EXERCISE INSTRUCTIONS:
Transcribe every entry below word for word, but skip the pictures.

INPUT DATA:
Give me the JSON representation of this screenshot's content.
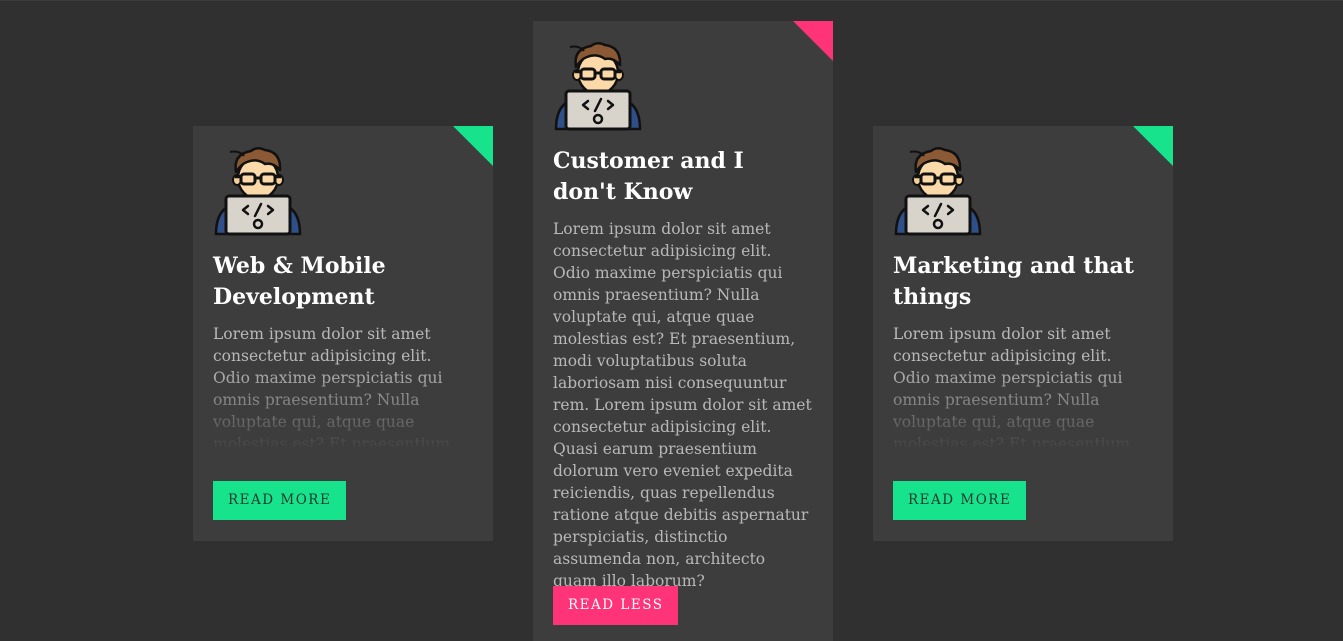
{
  "colors": {
    "background": "#303030",
    "card": "#3d3d3d",
    "accent_green": "#17e38c",
    "accent_pink": "#ff3377"
  },
  "cards": [
    {
      "icon": "developer-avatar-icon",
      "title": "Web & Mobile Development",
      "description": "Lorem ipsum dolor sit amet consectetur adipisicing elit. Odio maxime perspiciatis qui omnis praesentium? Nulla voluptate qui, atque quae molestias est? Et praesentium, modi voluptatibus soluta laboriosam nisi consequuntur rem.",
      "button_label": "READ MORE",
      "expanded": false
    },
    {
      "icon": "developer-avatar-icon",
      "title": "Customer and I don't Know",
      "description": "Lorem ipsum dolor sit amet consectetur adipisicing elit. Odio maxime perspiciatis qui omnis praesentium? Nulla voluptate qui, atque quae molestias est? Et praesentium, modi voluptatibus soluta laboriosam nisi consequuntur rem. Lorem ipsum dolor sit amet consectetur adipisicing elit. Quasi earum praesentium dolorum vero eveniet expedita reiciendis, quas repellendus ratione atque debitis aspernatur perspiciatis, distinctio assumenda non, architecto quam illo laborum?",
      "button_label": "READ LESS",
      "expanded": true
    },
    {
      "icon": "developer-avatar-icon",
      "title": "Marketing and that things",
      "description": "Lorem ipsum dolor sit amet consectetur adipisicing elit. Odio maxime perspiciatis qui omnis praesentium? Nulla voluptate qui, atque quae molestias est? Et praesentium, modi voluptatibus soluta laboriosam nisi consequuntur rem.",
      "button_label": "READ MORE",
      "expanded": false
    }
  ]
}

ANSWER TO THIS PROBLEM:
Give me the JSON representation of this screenshot's content.
{
  "colors": {
    "background": "#303030",
    "card": "#3d3d3d",
    "accent_green": "#17e38c",
    "accent_pink": "#ff3377"
  },
  "cards": [
    {
      "icon": "developer-avatar-icon",
      "title": "Web & Mobile Development",
      "description": "Lorem ipsum dolor sit amet consectetur adipisicing elit. Odio maxime perspiciatis qui omnis praesentium? Nulla voluptate qui, atque quae molestias est? Et praesentium, modi voluptatibus soluta laboriosam nisi consequuntur rem.",
      "button_label": "READ MORE",
      "expanded": false
    },
    {
      "icon": "developer-avatar-icon",
      "title": "Customer and I don't Know",
      "description": "Lorem ipsum dolor sit amet consectetur adipisicing elit. Odio maxime perspiciatis qui omnis praesentium? Nulla voluptate qui, atque quae molestias est? Et praesentium, modi voluptatibus soluta laboriosam nisi consequuntur rem. Lorem ipsum dolor sit amet consectetur adipisicing elit. Quasi earum praesentium dolorum vero eveniet expedita reiciendis, quas repellendus ratione atque debitis aspernatur perspiciatis, distinctio assumenda non, architecto quam illo laborum?",
      "button_label": "READ LESS",
      "expanded": true
    },
    {
      "icon": "developer-avatar-icon",
      "title": "Marketing and that things",
      "description": "Lorem ipsum dolor sit amet consectetur adipisicing elit. Odio maxime perspiciatis qui omnis praesentium? Nulla voluptate qui, atque quae molestias est? Et praesentium, modi voluptatibus soluta laboriosam nisi consequuntur rem.",
      "button_label": "READ MORE",
      "expanded": false
    }
  ]
}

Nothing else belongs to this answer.